THE TASK:
Nothing in the records may be left out or altered; reproduce them all exactly.

Extracted data entries
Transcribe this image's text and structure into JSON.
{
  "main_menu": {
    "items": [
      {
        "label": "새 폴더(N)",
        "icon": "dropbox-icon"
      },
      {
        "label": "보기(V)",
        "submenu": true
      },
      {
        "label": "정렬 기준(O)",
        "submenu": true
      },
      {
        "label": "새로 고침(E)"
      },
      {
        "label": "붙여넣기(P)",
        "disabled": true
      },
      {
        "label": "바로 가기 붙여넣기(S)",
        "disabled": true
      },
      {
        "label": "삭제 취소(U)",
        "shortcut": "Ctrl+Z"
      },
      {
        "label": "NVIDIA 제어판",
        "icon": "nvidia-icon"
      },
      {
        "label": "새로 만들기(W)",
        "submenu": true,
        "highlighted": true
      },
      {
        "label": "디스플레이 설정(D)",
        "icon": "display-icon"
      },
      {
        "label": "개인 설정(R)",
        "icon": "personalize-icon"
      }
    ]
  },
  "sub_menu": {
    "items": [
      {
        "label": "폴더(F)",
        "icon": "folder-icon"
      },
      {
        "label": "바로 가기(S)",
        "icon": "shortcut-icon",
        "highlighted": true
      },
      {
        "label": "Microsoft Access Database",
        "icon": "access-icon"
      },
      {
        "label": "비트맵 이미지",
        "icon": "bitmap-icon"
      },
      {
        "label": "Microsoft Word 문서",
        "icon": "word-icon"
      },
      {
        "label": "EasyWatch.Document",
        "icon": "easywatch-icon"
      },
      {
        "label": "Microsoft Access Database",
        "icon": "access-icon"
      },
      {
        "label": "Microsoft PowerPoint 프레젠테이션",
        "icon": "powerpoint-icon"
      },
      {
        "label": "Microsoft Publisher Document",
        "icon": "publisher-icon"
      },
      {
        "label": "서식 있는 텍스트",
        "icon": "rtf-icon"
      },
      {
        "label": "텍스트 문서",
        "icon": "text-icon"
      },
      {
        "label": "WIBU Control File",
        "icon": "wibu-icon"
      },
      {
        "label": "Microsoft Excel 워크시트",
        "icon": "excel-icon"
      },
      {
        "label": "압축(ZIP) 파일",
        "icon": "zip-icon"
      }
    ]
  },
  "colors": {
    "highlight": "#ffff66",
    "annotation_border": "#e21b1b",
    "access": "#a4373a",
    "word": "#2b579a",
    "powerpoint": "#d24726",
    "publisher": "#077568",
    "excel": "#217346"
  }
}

SOLUTION:
Transcribe this image's text and structure into JSON.
{
  "main_menu": {
    "items": [
      {
        "label": "새 폴더(N)",
        "icon": "dropbox-icon"
      },
      {
        "label": "보기(V)",
        "submenu": true
      },
      {
        "label": "정렬 기준(O)",
        "submenu": true
      },
      {
        "label": "새로 고침(E)"
      },
      {
        "label": "붙여넣기(P)",
        "disabled": true
      },
      {
        "label": "바로 가기 붙여넣기(S)",
        "disabled": true
      },
      {
        "label": "삭제 취소(U)",
        "shortcut": "Ctrl+Z"
      },
      {
        "label": "NVIDIA 제어판",
        "icon": "nvidia-icon"
      },
      {
        "label": "새로 만들기(W)",
        "submenu": true,
        "highlighted": true
      },
      {
        "label": "디스플레이 설정(D)",
        "icon": "display-icon"
      },
      {
        "label": "개인 설정(R)",
        "icon": "personalize-icon"
      }
    ]
  },
  "sub_menu": {
    "items": [
      {
        "label": "폴더(F)",
        "icon": "folder-icon"
      },
      {
        "label": "바로 가기(S)",
        "icon": "shortcut-icon",
        "highlighted": true
      },
      {
        "label": "Microsoft Access Database",
        "icon": "access-icon"
      },
      {
        "label": "비트맵 이미지",
        "icon": "bitmap-icon"
      },
      {
        "label": "Microsoft Word 문서",
        "icon": "word-icon"
      },
      {
        "label": "EasyWatch.Document",
        "icon": "easywatch-icon"
      },
      {
        "label": "Microsoft Access Database",
        "icon": "access-icon"
      },
      {
        "label": "Microsoft PowerPoint 프레젠테이션",
        "icon": "powerpoint-icon"
      },
      {
        "label": "Microsoft Publisher Document",
        "icon": "publisher-icon"
      },
      {
        "label": "서식 있는 텍스트",
        "icon": "rtf-icon"
      },
      {
        "label": "텍스트 문서",
        "icon": "text-icon"
      },
      {
        "label": "WIBU Control File",
        "icon": "wibu-icon"
      },
      {
        "label": "Microsoft Excel 워크시트",
        "icon": "excel-icon"
      },
      {
        "label": "압축(ZIP) 파일",
        "icon": "zip-icon"
      }
    ]
  },
  "colors": {
    "highlight": "#ffff66",
    "annotation_border": "#e21b1b",
    "access": "#a4373a",
    "word": "#2b579a",
    "powerpoint": "#d24726",
    "publisher": "#077568",
    "excel": "#217346"
  }
}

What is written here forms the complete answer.